[Collection entries]
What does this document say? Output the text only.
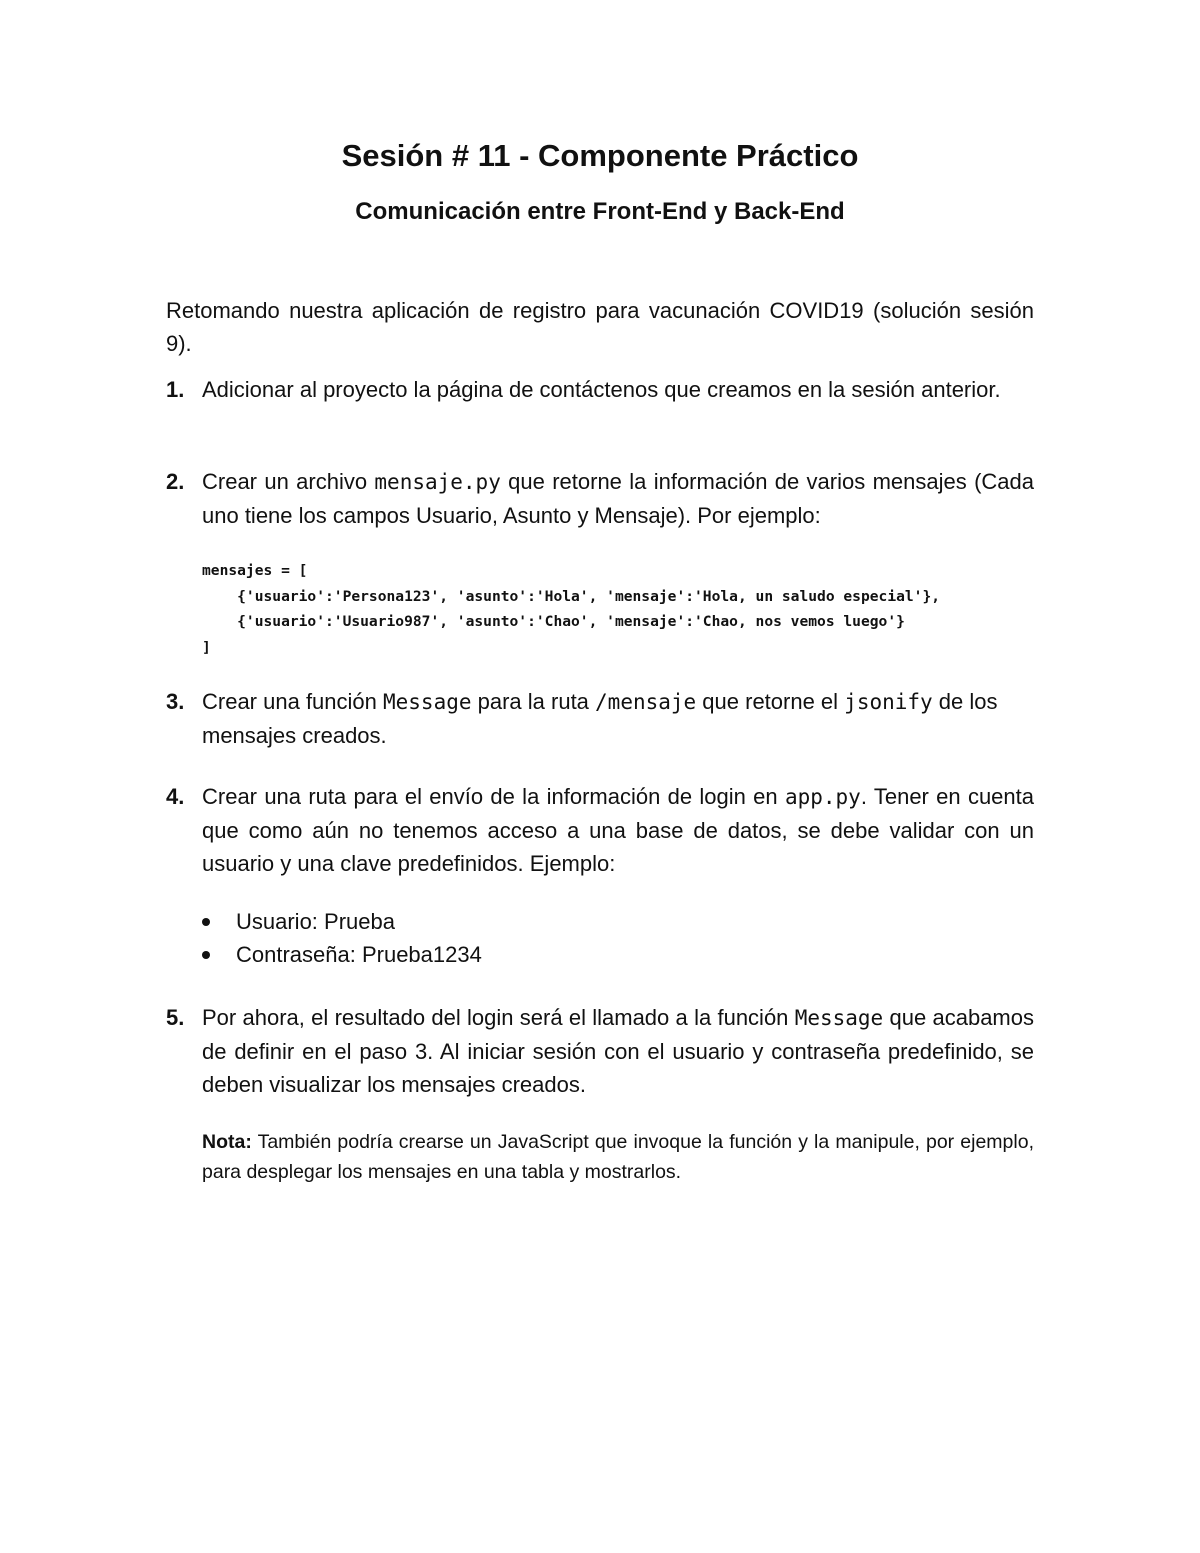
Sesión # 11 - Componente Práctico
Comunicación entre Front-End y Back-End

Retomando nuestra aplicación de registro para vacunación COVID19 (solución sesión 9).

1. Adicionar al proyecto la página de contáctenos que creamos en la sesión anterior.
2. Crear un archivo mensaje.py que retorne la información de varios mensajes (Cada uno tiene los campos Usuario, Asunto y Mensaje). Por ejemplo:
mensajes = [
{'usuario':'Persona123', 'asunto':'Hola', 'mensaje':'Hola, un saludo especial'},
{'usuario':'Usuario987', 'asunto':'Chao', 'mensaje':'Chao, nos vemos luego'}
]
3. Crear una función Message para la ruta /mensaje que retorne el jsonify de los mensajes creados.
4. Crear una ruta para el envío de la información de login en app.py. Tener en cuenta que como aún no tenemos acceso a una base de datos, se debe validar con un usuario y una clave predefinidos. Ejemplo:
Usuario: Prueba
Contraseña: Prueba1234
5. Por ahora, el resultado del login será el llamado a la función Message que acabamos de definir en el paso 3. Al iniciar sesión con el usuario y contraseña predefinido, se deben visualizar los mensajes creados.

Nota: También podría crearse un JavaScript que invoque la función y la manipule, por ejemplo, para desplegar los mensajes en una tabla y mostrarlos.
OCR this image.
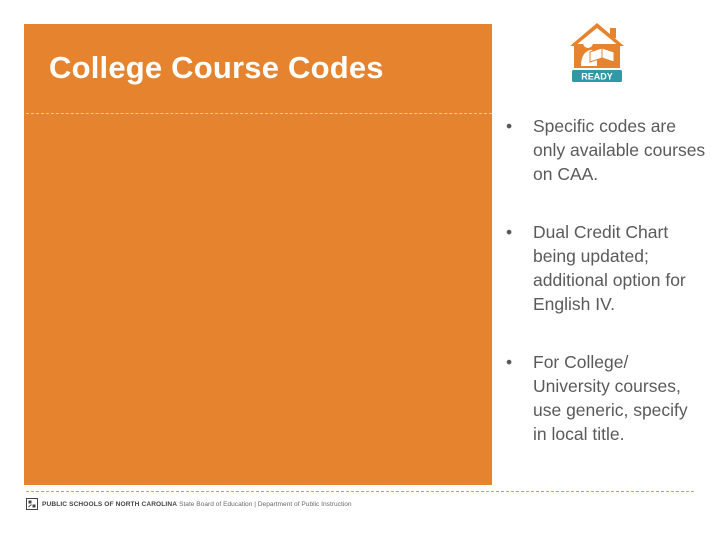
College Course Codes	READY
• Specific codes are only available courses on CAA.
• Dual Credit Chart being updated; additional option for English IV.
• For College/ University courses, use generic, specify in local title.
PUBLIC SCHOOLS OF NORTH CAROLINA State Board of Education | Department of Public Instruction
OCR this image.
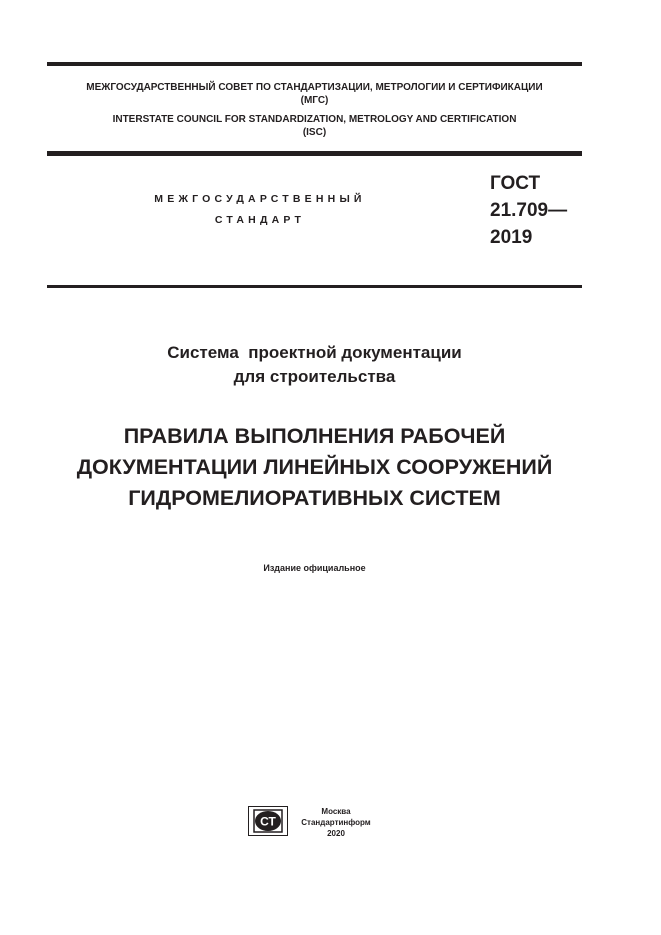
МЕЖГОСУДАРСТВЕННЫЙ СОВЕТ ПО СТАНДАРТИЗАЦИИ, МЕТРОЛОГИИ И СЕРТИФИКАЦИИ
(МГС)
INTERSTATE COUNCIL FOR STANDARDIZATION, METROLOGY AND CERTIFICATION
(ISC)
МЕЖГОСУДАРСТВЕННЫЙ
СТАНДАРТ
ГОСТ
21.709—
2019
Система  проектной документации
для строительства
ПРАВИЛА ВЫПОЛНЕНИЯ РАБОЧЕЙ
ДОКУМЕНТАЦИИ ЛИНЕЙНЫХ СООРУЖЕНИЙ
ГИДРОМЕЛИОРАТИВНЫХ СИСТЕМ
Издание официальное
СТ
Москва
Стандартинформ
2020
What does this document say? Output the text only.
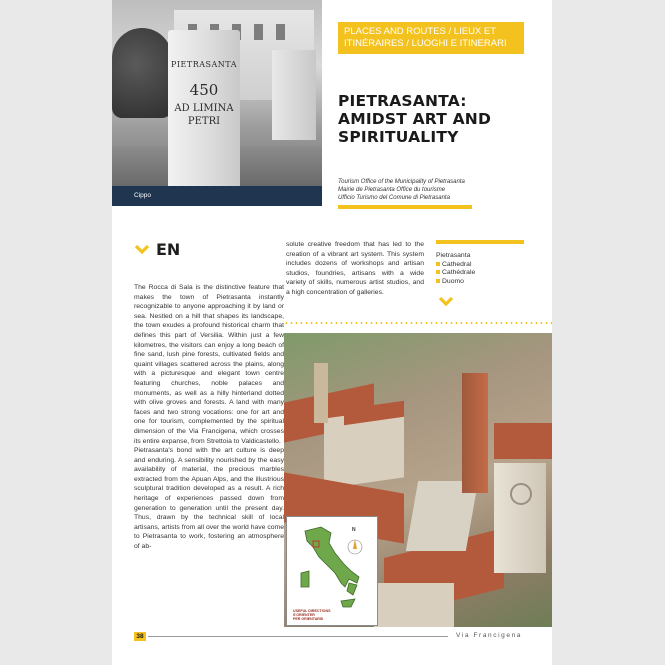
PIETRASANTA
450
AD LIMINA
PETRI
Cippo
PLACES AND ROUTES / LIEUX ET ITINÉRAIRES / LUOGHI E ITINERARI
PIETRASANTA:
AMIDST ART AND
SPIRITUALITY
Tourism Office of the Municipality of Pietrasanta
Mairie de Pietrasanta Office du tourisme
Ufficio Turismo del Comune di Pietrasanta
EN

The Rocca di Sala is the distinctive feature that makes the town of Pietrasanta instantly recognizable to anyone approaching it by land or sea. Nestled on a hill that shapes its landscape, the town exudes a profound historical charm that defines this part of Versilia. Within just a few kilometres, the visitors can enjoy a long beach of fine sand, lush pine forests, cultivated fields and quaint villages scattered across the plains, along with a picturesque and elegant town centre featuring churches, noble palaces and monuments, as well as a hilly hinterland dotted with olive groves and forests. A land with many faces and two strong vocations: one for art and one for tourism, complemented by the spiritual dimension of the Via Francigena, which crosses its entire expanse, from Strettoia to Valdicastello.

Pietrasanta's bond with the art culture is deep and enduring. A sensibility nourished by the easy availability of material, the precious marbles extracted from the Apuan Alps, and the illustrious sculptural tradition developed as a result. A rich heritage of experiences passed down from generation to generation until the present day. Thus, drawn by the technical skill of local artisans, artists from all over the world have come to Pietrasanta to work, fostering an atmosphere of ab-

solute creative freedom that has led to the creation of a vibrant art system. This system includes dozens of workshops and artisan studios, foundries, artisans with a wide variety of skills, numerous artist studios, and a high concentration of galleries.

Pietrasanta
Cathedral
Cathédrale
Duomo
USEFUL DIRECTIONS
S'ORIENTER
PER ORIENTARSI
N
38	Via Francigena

==

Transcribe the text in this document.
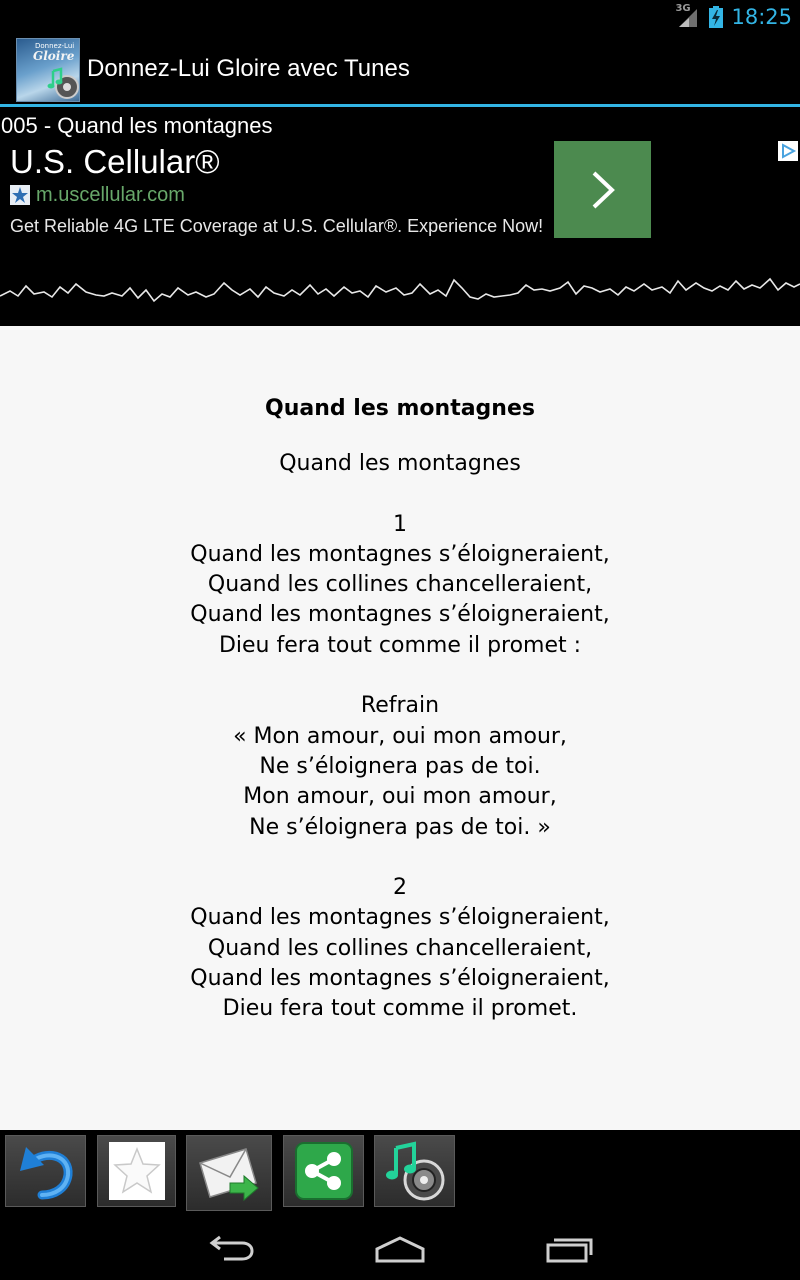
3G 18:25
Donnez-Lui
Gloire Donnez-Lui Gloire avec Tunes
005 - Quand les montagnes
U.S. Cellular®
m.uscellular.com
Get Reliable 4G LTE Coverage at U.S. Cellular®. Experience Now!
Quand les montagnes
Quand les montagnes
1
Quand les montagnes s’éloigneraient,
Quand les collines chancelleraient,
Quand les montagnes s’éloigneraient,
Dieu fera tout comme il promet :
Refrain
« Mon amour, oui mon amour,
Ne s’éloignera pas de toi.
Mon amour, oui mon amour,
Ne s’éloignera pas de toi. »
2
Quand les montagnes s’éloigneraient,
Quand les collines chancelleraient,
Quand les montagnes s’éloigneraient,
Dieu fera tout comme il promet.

- Given exercise -
Locate the word "ruta" in the records and collect each line it appears in.

- Answer to the problem -
3. Crear una función Message para la ruta /mensaje que retorne el jsonify de los mensajes creados.
4. Crear una ruta para el envío de la información de login en app.py. Tener en cuenta que como aún no tenemos acceso a una base de datos, se debe validar con un usuario y una clave predefinidos. Ejemplo:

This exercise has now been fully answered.